**Input records**
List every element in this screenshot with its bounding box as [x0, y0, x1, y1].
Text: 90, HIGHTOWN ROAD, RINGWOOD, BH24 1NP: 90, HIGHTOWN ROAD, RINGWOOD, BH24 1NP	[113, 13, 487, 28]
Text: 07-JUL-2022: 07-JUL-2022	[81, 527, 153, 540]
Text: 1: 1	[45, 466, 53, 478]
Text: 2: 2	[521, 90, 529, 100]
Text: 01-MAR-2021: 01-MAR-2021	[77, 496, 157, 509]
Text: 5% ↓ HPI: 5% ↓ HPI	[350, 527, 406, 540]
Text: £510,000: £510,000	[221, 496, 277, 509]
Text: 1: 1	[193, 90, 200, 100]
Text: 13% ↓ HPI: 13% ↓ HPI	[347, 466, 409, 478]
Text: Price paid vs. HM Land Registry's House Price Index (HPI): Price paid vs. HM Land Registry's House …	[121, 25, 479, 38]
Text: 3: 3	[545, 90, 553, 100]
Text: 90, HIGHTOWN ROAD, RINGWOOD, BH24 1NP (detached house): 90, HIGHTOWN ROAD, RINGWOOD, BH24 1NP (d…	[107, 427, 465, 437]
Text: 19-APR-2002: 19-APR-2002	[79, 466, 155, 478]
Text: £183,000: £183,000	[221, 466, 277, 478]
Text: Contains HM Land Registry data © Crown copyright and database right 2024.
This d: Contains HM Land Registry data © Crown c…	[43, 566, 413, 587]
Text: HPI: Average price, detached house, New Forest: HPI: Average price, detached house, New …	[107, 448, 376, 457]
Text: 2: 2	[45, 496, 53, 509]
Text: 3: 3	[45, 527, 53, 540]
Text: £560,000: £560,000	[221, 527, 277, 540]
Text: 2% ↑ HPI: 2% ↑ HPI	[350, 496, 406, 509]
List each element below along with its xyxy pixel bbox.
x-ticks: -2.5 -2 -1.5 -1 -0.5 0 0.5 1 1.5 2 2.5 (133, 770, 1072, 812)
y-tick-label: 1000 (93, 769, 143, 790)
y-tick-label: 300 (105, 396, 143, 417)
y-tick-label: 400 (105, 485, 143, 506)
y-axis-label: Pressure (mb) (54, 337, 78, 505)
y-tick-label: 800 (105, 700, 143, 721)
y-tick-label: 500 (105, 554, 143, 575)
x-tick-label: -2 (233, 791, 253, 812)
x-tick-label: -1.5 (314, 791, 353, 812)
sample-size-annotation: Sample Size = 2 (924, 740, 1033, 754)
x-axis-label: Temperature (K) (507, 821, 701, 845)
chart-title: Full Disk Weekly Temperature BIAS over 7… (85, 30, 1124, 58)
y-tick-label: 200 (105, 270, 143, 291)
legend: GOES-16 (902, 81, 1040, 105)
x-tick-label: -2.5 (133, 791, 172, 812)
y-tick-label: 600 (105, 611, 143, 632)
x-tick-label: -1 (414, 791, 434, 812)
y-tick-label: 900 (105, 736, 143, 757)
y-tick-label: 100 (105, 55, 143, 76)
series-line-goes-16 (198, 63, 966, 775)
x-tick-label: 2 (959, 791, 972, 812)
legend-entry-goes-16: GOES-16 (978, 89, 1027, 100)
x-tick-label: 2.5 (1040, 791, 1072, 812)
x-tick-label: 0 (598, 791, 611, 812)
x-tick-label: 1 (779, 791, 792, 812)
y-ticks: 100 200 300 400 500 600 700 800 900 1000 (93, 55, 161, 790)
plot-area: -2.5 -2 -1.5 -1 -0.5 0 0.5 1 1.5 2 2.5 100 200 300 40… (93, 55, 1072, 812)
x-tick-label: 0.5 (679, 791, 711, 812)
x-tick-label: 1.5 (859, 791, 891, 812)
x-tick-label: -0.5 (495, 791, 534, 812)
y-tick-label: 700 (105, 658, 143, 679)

**Aim**
Print the rows verbatim, from the first row through the row containing "Text: 13% ↓", with both ends included.

**Finished exercise**
List every element in this screenshot with its bounding box as [x0, y0, x1, y1].
Text: 90, HIGHTOWN ROAD, RINGWOOD, BH24 1NP: 90, HIGHTOWN ROAD, RINGWOOD, BH24 1NP	[113, 13, 487, 28]
Text: 07-JUL-2022: 07-JUL-2022	[81, 527, 153, 540]
Text: 1: 1	[45, 466, 53, 478]
Text: 2: 2	[521, 90, 529, 100]
Text: 01-MAR-2021: 01-MAR-2021	[77, 496, 157, 509]
Text: 5% ↓ HPI: 5% ↓ HPI	[350, 527, 406, 540]
Text: £510,000: £510,000	[221, 496, 277, 509]
Text: 1: 1	[193, 90, 200, 100]
Text: 13% ↓ HPI: 13% ↓ HPI	[347, 466, 409, 478]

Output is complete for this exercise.